PROBLEM REQUIREMENTS:
All of the data needs to be repeated exactly.

Data excerpts
-- -- --

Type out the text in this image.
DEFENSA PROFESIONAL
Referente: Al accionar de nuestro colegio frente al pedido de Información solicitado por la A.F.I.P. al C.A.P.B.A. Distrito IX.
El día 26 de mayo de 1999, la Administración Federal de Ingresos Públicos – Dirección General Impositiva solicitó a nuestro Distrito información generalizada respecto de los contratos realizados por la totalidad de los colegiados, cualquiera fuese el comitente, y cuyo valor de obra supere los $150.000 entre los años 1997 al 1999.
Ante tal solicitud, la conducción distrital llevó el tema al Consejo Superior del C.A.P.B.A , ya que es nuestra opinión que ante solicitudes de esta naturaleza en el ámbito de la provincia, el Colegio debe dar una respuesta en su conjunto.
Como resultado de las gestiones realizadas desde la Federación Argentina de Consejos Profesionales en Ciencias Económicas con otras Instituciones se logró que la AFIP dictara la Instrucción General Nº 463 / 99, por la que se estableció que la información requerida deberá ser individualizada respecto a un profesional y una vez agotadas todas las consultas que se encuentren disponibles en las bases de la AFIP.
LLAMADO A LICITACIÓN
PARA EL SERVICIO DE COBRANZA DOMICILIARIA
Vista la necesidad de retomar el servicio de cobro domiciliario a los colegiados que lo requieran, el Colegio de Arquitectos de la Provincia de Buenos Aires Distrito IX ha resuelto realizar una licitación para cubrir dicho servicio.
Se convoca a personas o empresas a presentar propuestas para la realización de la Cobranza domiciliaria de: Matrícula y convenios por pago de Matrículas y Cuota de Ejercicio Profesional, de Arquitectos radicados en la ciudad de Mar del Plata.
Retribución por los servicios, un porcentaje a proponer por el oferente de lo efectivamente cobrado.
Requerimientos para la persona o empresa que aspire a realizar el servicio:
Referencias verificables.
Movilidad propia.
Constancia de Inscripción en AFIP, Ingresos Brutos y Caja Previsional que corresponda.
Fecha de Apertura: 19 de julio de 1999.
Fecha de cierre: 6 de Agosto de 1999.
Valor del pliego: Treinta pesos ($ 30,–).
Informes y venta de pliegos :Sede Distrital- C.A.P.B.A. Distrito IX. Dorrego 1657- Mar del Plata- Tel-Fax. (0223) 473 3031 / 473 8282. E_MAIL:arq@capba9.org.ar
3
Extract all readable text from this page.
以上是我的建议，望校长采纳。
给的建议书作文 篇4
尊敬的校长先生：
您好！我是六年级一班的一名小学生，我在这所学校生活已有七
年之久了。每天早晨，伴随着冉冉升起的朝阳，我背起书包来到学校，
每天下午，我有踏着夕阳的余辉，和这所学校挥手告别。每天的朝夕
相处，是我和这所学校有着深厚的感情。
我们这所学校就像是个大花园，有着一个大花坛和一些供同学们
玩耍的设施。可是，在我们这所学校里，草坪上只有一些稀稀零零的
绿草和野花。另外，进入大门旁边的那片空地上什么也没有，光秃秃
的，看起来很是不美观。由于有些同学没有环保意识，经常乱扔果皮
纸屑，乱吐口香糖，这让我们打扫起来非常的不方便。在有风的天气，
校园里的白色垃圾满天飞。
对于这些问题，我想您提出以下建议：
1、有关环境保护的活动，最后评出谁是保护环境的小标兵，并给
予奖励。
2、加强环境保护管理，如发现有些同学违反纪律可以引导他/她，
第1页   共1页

-- -- --

ANSWER TO THE EXERCISE:
Type out the text in this image.
DEFENSA PROFESIONAL
Referente: Al accionar de nuestro colegio frente al pedido de Información solicitado por la A.F.I.P. al C.A.P.B.A. Distrito IX.
El día 26 de mayo de 1999, la Administración Federal de Ingresos Públicos – Dirección General Impositiva solicitó a nuestro Distrito información generalizada respecto de los contratos realizados por la totalidad de los colegiados, cualquiera fuese el comitente, y cuyo valor de obra supere los $150.000 entre los años 1997 al 1999.
Ante tal solicitud, la conducción distrital llevó el tema al Consejo Superior del C.A.P.B.A , ya que es nuestra opinión que ante solicitudes de esta naturaleza en el ámbito de la provincia, el Colegio debe dar una respuesta en su conjunto.
Como resultado de las gestiones realizadas desde la Federación Argentina de Consejos Profesionales en Ciencias Económicas con otras Instituciones se logró que la AFIP dictara la Instrucción General Nº 463 / 99, por la que se estableció que la información requerida deberá ser individualizada respecto a un profesional y una vez agotadas todas las consultas que se encuentren disponibles en las bases de la AFIP.
LLAMADO A LICITACIÓN
PARA EL SERVICIO DE COBRANZA DOMICILIARIA
Vista la necesidad de retomar el servicio de cobro domiciliario a los colegiados que lo requieran, el Colegio de Arquitectos de la Provincia de Buenos Aires Distrito IX ha resuelto realizar una licitación para cubrir dicho servicio.
Se convoca a personas o empresas a presentar propuestas para la realización de la Cobranza domiciliaria de: Matrícula y convenios por pago de Matrículas y Cuota de Ejercicio Profesional, de Arquitectos radicados en la ciudad de Mar del Plata.
Retribución por los servicios, un porcentaje a proponer por el oferente de lo efectivamente cobrado.
Requerimientos para la persona o empresa que aspire a realizar el servicio:
Referencias verificables.
Movilidad propia.
Constancia de Inscripción en AFIP, Ingresos Brutos y Caja Previsional que corresponda.
Fecha de Apertura: 19 de julio de 1999.
Fecha de cierre: 6 de Agosto de 1999.
Valor del pliego: Treinta pesos ($ 30,–).
Informes y venta de pliegos :Sede Distrital- C.A.P.B.A. Distrito IX. Dorrego 1657- Mar del Plata- Tel-Fax. (0223) 473 3031 / 473 8282. E_MAIL:arq@capba9.org.ar
3
Extract all readable text from this page.
以上是我的建议，望校长采纳。
给的建议书作文 篇4
尊敬的校长先生：
您好！我是六年级一班的一名小学生，我在这所学校生活已有七
年之久了。每天早晨，伴随着冉冉升起的朝阳，我背起书包来到学校，
每天下午，我有踏着夕阳的余辉，和这所学校挥手告别。每天的朝夕
相处，是我和这所学校有着深厚的感情。
我们这所学校就像是个大花园，有着一个大花坛和一些供同学们
玩耍的设施。可是，在我们这所学校里，草坪上只有一些稀稀零零的
绿草和野花。另外，进入大门旁边的那片空地上什么也没有，光秃秃
的，看起来很是不美观。由于有些同学没有环保意识，经常乱扔果皮
纸屑，乱吐口香糖，这让我们打扫起来非常的不方便。在有风的天气，
校园里的白色垃圾满天飞。
对于这些问题，我想您提出以下建议：
1、有关环境保护的活动，最后评出谁是保护环境的小标兵，并给
予奖励。
2、加强环境保护管理，如发现有些同学违反纪律可以引导他/她，
第1页   共1页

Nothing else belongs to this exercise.